> Problem details: Restate all of the entries exactly, dropping any pictures they hold.

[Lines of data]
***
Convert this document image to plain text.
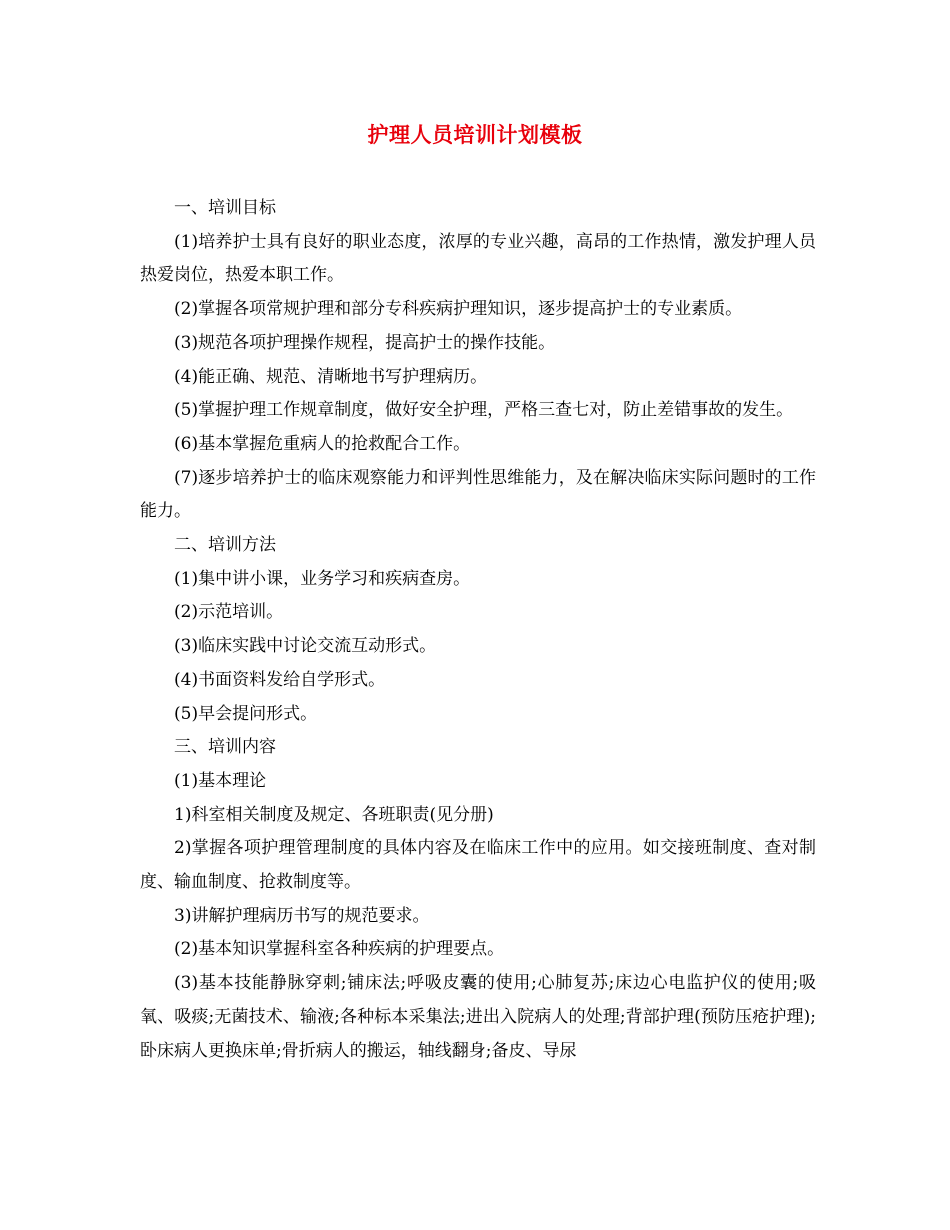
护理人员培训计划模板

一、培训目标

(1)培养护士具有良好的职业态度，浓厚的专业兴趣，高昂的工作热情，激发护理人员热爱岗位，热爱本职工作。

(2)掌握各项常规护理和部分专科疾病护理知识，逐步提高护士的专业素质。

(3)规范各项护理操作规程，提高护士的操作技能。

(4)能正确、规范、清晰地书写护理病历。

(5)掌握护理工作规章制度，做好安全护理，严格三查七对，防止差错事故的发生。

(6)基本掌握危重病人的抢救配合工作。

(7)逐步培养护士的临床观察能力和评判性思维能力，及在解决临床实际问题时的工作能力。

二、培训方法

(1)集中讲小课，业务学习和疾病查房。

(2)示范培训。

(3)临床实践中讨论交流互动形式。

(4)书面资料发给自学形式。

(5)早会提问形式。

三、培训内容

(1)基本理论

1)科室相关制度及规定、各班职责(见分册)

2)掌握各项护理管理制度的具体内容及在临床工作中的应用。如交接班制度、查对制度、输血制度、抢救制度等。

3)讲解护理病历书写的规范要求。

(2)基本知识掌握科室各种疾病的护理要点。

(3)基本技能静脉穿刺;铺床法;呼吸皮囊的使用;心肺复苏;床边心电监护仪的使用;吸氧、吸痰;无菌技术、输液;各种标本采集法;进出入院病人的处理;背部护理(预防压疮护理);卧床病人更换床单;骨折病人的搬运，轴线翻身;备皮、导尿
***
> Final result:
Convert this document image to plain text.
护理人员培训计划模板

一、培训目标

(1)培养护士具有良好的职业态度，浓厚的专业兴趣，高昂的工作热情，激发护理人员热爱岗位，热爱本职工作。

(2)掌握各项常规护理和部分专科疾病护理知识，逐步提高护士的专业素质。

(3)规范各项护理操作规程，提高护士的操作技能。

(4)能正确、规范、清晰地书写护理病历。

(5)掌握护理工作规章制度，做好安全护理，严格三查七对，防止差错事故的发生。

(6)基本掌握危重病人的抢救配合工作。

(7)逐步培养护士的临床观察能力和评判性思维能力，及在解决临床实际问题时的工作能力。

二、培训方法

(1)集中讲小课，业务学习和疾病查房。

(2)示范培训。

(3)临床实践中讨论交流互动形式。

(4)书面资料发给自学形式。

(5)早会提问形式。

三、培训内容

(1)基本理论

1)科室相关制度及规定、各班职责(见分册)

2)掌握各项护理管理制度的具体内容及在临床工作中的应用。如交接班制度、查对制度、输血制度、抢救制度等。

3)讲解护理病历书写的规范要求。

(2)基本知识掌握科室各种疾病的护理要点。

(3)基本技能静脉穿刺;铺床法;呼吸皮囊的使用;心肺复苏;床边心电监护仪的使用;吸氧、吸痰;无菌技术、输液;各种标本采集法;进出入院病人的处理;背部护理(预防压疮护理);卧床病人更换床单;骨折病人的搬运，轴线翻身;备皮、导尿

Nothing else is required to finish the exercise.